- [DATA SUPPLIED]:
════════════════
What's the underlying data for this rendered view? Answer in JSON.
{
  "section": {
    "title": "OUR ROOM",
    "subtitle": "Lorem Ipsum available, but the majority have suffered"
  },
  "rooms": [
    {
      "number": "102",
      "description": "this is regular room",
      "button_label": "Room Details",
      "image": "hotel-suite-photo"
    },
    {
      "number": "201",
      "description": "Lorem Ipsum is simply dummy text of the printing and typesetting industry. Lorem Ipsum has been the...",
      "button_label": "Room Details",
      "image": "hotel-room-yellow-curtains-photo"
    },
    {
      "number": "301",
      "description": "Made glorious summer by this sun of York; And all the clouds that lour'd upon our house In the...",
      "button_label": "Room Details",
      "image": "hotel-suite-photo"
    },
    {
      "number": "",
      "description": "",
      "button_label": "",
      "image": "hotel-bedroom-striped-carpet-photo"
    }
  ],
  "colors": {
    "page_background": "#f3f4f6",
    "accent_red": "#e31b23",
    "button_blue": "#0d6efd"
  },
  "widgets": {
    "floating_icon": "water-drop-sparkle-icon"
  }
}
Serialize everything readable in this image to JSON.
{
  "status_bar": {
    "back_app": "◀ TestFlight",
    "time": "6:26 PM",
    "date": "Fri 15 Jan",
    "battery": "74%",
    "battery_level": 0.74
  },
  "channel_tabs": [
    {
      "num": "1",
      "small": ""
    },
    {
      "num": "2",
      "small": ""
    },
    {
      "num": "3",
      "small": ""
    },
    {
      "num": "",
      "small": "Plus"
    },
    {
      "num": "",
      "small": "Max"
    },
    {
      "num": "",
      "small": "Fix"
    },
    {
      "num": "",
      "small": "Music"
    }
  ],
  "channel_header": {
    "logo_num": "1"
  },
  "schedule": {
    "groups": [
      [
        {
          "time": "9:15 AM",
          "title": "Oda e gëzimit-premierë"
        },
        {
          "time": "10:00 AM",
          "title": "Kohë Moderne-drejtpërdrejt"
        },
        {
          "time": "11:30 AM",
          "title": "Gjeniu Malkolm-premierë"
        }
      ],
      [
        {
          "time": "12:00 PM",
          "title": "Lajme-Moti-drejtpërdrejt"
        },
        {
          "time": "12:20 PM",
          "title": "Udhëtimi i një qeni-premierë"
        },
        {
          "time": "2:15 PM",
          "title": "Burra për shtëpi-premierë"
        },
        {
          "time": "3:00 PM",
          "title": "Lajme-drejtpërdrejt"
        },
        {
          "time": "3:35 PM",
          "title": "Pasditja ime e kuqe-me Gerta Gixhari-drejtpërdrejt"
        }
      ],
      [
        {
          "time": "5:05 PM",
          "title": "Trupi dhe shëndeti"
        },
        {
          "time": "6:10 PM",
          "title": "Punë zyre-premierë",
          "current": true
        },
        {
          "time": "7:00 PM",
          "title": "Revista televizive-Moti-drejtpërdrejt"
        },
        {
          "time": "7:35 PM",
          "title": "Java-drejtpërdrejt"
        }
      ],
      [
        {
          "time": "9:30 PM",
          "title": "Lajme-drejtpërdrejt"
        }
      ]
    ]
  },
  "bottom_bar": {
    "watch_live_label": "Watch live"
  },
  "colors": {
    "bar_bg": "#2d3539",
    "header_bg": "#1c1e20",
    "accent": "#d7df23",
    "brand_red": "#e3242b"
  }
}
════════════════
- [OBJECTIVE]: Set down all of the records shown above once more, exactly.

- [EXERCISE OUTPUT]:
What's the underlying data for this rendered view? Answer in JSON.
{
  "section": {
    "title": "OUR ROOM",
    "subtitle": "Lorem Ipsum available, but the majority have suffered"
  },
  "rooms": [
    {
      "number": "102",
      "description": "this is regular room",
      "button_label": "Room Details",
      "image": "hotel-suite-photo"
    },
    {
      "number": "201",
      "description": "Lorem Ipsum is simply dummy text of the printing and typesetting industry. Lorem Ipsum has been the...",
      "button_label": "Room Details",
      "image": "hotel-room-yellow-curtains-photo"
    },
    {
      "number": "301",
      "description": "Made glorious summer by this sun of York; And all the clouds that lour'd upon our house In the...",
      "button_label": "Room Details",
      "image": "hotel-suite-photo"
    },
    {
      "number": "",
      "description": "",
      "button_label": "",
      "image": "hotel-bedroom-striped-carpet-photo"
    }
  ],
  "colors": {
    "page_background": "#f3f4f6",
    "accent_red": "#e31b23",
    "button_blue": "#0d6efd"
  },
  "widgets": {
    "floating_icon": "water-drop-sparkle-icon"
  }
}
Serialize everything readable in this image to JSON.
{
  "status_bar": {
    "back_app": "◀ TestFlight",
    "time": "6:26 PM",
    "date": "Fri 15 Jan",
    "battery": "74%",
    "battery_level": 0.74
  },
  "channel_tabs": [
    {
      "num": "1",
      "small": ""
    },
    {
      "num": "2",
      "small": ""
    },
    {
      "num": "3",
      "small": ""
    },
    {
      "num": "",
      "small": "Plus"
    },
    {
      "num": "",
      "small": "Max"
    },
    {
      "num": "",
      "small": "Fix"
    },
    {
      "num": "",
      "small": "Music"
    }
  ],
  "channel_header": {
    "logo_num": "1"
  },
  "schedule": {
    "groups": [
      [
        {
          "time": "9:15 AM",
          "title": "Oda e gëzimit-premierë"
        },
        {
          "time": "10:00 AM",
          "title": "Kohë Moderne-drejtpërdrejt"
        },
        {
          "time": "11:30 AM",
          "title": "Gjeniu Malkolm-premierë"
        }
      ],
      [
        {
          "time": "12:00 PM",
          "title": "Lajme-Moti-drejtpërdrejt"
        },
        {
          "time": "12:20 PM",
          "title": "Udhëtimi i një qeni-premierë"
        },
        {
          "time": "2:15 PM",
          "title": "Burra për shtëpi-premierë"
        },
        {
          "time": "3:00 PM",
          "title": "Lajme-drejtpërdrejt"
        },
        {
          "time": "3:35 PM",
          "title": "Pasditja ime e kuqe-me Gerta Gixhari-drejtpërdrejt"
        }
      ],
      [
        {
          "time": "5:05 PM",
          "title": "Trupi dhe shëndeti"
        },
        {
          "time": "6:10 PM",
          "title": "Punë zyre-premierë",
          "current": true
        },
        {
          "time": "7:00 PM",
          "title": "Revista televizive-Moti-drejtpërdrejt"
        },
        {
          "time": "7:35 PM",
          "title": "Java-drejtpërdrejt"
        }
      ],
      [
        {
          "time": "9:30 PM",
          "title": "Lajme-drejtpërdrejt"
        }
      ]
    ]
  },
  "bottom_bar": {
    "watch_live_label": "Watch live"
  },
  "colors": {
    "bar_bg": "#2d3539",
    "header_bg": "#1c1e20",
    "accent": "#d7df23",
    "brand_red": "#e3242b"
  }
}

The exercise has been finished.